**Exercise:** Transcribe the entries exactly; images are not part of the copy.

**Records:**

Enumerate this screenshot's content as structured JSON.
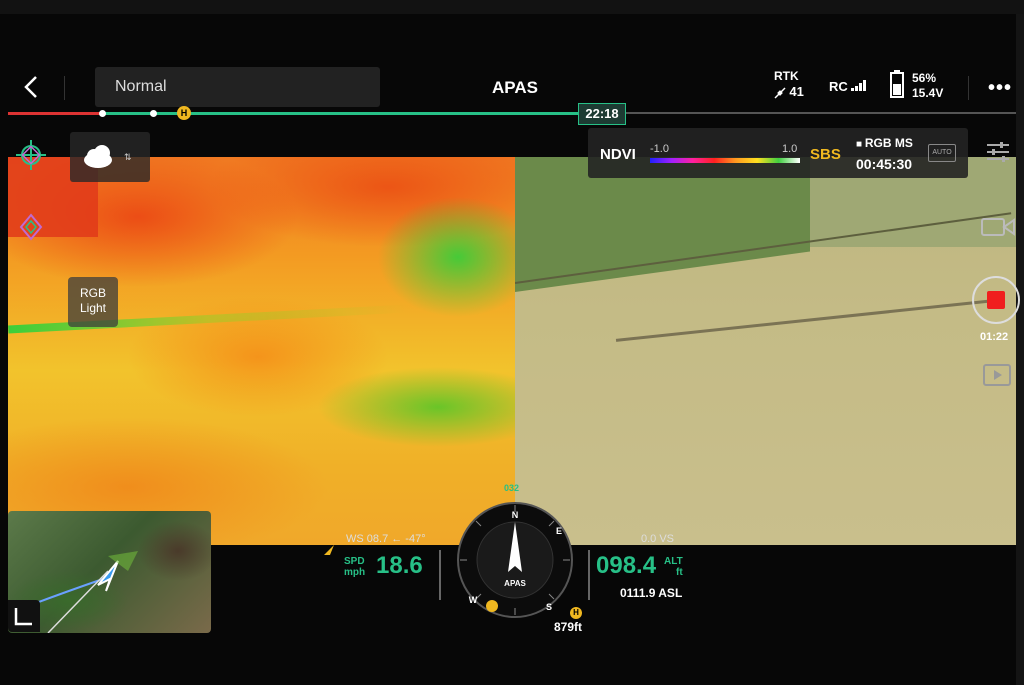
{
  "topbar": {
    "mode": "Normal",
    "app_title": "APAS",
    "rtk_label": "RTK",
    "rtk_satellites": "41",
    "rc_label": "RC",
    "battery_percent": "56%",
    "battery_voltage": "15.4V"
  },
  "timeline": {
    "current_time": "22:18",
    "home_marker": "H"
  },
  "video": {
    "rgb_light_line1": "RGB",
    "rgb_light_line2": "Light"
  },
  "ndvi": {
    "label": "NDVI",
    "min": "-1.0",
    "max": "1.0",
    "display_mode": "SBS",
    "record_mode": "RGB MS",
    "remaining_time": "00:45:30",
    "camera_mode": "AUTO"
  },
  "recording": {
    "elapsed": "01:22"
  },
  "flight": {
    "wind": "WS 08.7 ← -47°",
    "vertical_speed": "0.0  VS",
    "speed_label_1": "SPD",
    "speed_label_2": "mph",
    "speed": "18.6",
    "altitude": "098.4",
    "alt_label_1": "ALT",
    "alt_label_2": "ft",
    "asl": "0111.9 ASL",
    "home_distance": "879ft",
    "compass_label": "APAS",
    "heading_marker": "032"
  },
  "colors": {
    "accent_green": "#27c087",
    "warning_yellow": "#f0b820",
    "record_red": "#f01e1e"
  },
  "icons": [
    "back-icon",
    "satellite-icon",
    "signal-bars-icon",
    "battery-icon",
    "more-icon",
    "aim-icon",
    "diamond-icon",
    "weather-cloud-icon",
    "settings-sliders-icon",
    "video-camera-icon",
    "record-icon",
    "playback-icon",
    "map-expand-icon",
    "drone-arrow-icon"
  ]
}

**Result of the task:**
Enumerate this screenshot's content as structured JSON.
{
  "topbar": {
    "mode": "Normal",
    "app_title": "APAS",
    "rtk_label": "RTK",
    "rtk_satellites": "41",
    "rc_label": "RC",
    "battery_percent": "56%",
    "battery_voltage": "15.4V"
  },
  "timeline": {
    "current_time": "22:18",
    "home_marker": "H"
  },
  "video": {
    "rgb_light_line1": "RGB",
    "rgb_light_line2": "Light"
  },
  "ndvi": {
    "label": "NDVI",
    "min": "-1.0",
    "max": "1.0",
    "display_mode": "SBS",
    "record_mode": "RGB MS",
    "remaining_time": "00:45:30",
    "camera_mode": "AUTO"
  },
  "recording": {
    "elapsed": "01:22"
  },
  "flight": {
    "wind": "WS 08.7 ← -47°",
    "vertical_speed": "0.0  VS",
    "speed_label_1": "SPD",
    "speed_label_2": "mph",
    "speed": "18.6",
    "altitude": "098.4",
    "alt_label_1": "ALT",
    "alt_label_2": "ft",
    "asl": "0111.9 ASL",
    "home_distance": "879ft",
    "compass_label": "APAS",
    "heading_marker": "032"
  },
  "colors": {
    "accent_green": "#27c087",
    "warning_yellow": "#f0b820",
    "record_red": "#f01e1e"
  },
  "icons": [
    "back-icon",
    "satellite-icon",
    "signal-bars-icon",
    "battery-icon",
    "more-icon",
    "aim-icon",
    "diamond-icon",
    "weather-cloud-icon",
    "settings-sliders-icon",
    "video-camera-icon",
    "record-icon",
    "playback-icon",
    "map-expand-icon",
    "drone-arrow-icon"
  ]
}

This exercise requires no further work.